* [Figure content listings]
== == ==
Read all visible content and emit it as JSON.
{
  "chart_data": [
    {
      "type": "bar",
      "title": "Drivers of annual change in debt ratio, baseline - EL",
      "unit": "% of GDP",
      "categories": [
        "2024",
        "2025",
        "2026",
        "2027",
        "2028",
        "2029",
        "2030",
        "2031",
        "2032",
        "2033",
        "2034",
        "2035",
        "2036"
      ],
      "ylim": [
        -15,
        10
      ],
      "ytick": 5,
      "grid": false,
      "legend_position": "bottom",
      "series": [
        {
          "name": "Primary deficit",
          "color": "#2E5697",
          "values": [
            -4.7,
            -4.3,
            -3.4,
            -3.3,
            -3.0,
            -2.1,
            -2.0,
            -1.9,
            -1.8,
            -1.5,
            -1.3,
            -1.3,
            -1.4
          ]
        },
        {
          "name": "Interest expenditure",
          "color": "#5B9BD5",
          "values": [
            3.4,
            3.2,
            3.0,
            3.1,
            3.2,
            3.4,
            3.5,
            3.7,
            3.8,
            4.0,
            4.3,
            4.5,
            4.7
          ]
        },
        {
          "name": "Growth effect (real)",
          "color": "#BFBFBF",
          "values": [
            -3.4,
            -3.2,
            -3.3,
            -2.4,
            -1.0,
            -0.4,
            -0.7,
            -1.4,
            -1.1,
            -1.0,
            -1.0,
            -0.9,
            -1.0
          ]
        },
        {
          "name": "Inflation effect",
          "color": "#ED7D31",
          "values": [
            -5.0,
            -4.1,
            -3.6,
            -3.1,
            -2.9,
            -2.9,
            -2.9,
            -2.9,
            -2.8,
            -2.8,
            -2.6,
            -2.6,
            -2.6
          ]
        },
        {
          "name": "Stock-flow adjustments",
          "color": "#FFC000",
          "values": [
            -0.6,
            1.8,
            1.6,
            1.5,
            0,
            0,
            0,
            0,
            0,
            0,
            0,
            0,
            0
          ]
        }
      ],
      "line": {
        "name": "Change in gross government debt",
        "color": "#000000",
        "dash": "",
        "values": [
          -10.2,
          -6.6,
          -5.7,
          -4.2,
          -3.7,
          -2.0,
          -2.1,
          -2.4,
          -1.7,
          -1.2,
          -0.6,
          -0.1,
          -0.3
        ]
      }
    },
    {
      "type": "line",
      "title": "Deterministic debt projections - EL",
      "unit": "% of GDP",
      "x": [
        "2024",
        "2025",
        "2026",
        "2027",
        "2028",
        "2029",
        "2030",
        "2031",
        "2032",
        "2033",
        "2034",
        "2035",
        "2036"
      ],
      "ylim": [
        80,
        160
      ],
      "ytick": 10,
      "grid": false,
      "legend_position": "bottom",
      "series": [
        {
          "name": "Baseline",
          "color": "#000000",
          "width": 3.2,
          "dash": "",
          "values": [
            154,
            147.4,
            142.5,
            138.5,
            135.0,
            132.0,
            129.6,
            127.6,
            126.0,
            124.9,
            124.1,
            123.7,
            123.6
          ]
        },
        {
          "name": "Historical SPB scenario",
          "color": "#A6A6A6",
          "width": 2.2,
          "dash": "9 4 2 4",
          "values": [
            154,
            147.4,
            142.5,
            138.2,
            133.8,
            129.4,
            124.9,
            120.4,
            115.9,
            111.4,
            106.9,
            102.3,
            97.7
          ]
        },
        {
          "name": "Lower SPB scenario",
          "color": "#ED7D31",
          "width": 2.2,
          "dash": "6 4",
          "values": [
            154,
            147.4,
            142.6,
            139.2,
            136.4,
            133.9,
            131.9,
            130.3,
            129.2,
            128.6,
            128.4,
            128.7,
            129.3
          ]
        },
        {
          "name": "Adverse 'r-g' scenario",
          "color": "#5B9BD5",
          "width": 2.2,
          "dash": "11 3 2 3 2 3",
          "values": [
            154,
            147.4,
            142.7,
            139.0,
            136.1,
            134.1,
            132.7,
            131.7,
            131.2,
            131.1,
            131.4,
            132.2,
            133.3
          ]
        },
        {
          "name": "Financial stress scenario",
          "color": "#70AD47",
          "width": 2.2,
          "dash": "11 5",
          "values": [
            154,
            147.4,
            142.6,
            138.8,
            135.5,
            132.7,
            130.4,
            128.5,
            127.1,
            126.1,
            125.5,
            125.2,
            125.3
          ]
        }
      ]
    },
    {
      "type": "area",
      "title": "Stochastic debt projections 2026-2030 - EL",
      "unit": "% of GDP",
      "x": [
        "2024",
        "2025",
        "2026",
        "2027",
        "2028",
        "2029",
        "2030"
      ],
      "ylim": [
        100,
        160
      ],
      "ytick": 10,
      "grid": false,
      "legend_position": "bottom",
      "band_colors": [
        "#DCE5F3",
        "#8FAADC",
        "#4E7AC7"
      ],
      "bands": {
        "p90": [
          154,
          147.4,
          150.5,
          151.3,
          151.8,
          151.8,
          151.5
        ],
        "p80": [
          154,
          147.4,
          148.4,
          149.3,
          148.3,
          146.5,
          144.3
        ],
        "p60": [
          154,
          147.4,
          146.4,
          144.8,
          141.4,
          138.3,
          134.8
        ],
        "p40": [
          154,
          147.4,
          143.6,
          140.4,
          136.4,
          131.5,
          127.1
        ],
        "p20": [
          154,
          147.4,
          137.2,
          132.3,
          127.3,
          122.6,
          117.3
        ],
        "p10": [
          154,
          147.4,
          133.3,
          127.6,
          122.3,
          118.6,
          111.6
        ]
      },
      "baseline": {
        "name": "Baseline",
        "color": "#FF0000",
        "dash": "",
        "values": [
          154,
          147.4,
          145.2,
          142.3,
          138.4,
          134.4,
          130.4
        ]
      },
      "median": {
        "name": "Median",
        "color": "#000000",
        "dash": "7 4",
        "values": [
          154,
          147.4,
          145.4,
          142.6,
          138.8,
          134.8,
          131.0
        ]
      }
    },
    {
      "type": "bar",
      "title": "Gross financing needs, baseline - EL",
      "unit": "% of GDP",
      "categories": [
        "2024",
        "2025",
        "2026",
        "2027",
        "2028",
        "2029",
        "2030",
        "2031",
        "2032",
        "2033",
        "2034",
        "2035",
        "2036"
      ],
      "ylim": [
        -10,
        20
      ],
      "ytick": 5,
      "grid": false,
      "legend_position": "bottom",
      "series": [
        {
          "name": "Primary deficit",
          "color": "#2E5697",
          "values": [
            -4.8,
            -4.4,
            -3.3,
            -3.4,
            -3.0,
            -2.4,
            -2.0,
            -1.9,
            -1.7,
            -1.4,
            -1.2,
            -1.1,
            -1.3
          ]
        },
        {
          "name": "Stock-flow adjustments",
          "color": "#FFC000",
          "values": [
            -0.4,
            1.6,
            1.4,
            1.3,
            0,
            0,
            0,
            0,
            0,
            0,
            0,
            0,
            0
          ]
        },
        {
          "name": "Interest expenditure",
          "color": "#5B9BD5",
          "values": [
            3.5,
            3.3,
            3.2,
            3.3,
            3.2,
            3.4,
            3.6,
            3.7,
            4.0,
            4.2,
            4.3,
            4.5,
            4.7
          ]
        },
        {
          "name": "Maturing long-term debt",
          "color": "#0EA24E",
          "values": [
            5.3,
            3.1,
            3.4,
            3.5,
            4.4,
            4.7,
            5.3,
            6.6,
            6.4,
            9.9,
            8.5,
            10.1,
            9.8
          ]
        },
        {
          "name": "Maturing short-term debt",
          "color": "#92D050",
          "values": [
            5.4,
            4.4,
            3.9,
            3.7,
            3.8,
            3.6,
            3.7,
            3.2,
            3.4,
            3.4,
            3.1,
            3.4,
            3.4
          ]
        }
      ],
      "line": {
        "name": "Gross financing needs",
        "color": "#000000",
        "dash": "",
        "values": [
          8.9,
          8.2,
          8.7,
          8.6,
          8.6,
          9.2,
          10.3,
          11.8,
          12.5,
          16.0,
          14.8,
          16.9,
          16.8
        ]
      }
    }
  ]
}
== == ==
* [The request] Copy out each line of the listing that holds "financing".

* [Result]
      "title": "Gross financing needs, baseline - EL",
        "name": "Gross financing needs",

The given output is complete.